What the exercise asks: Please report every line from the material that contains the word "venv".

──────

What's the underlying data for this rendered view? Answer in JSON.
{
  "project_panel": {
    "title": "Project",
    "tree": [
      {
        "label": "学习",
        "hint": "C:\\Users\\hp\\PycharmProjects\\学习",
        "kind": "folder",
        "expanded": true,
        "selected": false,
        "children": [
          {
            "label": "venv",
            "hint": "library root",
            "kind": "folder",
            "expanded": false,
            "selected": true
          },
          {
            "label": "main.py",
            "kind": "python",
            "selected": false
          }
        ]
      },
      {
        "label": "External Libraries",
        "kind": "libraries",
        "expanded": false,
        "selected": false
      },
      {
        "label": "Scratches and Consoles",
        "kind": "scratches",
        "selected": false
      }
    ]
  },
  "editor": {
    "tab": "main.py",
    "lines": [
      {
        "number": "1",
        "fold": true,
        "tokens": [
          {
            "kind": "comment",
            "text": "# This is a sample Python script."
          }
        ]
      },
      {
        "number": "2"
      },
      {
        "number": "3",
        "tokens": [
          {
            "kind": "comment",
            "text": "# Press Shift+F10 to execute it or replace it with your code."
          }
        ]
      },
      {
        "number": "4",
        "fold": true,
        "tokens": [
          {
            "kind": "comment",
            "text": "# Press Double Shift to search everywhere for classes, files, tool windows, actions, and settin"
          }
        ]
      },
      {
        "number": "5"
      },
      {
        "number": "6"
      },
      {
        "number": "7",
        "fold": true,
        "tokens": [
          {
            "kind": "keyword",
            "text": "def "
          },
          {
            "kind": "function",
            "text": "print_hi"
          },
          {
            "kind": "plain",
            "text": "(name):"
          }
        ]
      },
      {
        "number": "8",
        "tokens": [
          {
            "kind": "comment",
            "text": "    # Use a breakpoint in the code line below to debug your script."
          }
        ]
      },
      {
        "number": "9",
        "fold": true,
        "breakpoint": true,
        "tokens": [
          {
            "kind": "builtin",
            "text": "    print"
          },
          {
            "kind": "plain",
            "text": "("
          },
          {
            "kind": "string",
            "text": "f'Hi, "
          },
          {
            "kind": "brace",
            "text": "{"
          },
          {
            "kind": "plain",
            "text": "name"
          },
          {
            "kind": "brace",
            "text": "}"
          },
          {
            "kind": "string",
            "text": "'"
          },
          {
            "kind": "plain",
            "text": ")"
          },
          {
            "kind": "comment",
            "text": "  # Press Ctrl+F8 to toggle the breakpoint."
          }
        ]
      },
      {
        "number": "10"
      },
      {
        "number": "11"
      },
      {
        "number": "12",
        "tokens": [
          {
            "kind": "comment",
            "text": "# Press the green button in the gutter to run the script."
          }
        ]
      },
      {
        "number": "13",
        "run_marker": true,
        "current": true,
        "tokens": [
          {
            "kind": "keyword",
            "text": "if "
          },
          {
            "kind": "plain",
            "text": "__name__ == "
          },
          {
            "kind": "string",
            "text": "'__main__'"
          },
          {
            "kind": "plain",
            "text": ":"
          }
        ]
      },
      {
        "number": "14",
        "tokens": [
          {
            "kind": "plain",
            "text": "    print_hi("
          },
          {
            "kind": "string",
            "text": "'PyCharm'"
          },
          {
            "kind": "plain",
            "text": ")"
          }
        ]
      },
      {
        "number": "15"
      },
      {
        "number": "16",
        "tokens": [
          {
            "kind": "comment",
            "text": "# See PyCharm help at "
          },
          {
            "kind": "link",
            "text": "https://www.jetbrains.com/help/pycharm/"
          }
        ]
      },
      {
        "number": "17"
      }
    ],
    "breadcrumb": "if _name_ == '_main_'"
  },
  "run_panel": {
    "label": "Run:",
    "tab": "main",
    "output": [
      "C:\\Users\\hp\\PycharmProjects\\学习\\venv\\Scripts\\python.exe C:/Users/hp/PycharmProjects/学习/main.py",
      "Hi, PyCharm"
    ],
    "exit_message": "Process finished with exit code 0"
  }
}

──────

Solution below:
            "label": "venv",
      "C:\\Users\\hp\\PycharmProjects\\学习\\venv\\Scripts\\python.exe C:/Users/hp/PycharmProjects/学习/main.py",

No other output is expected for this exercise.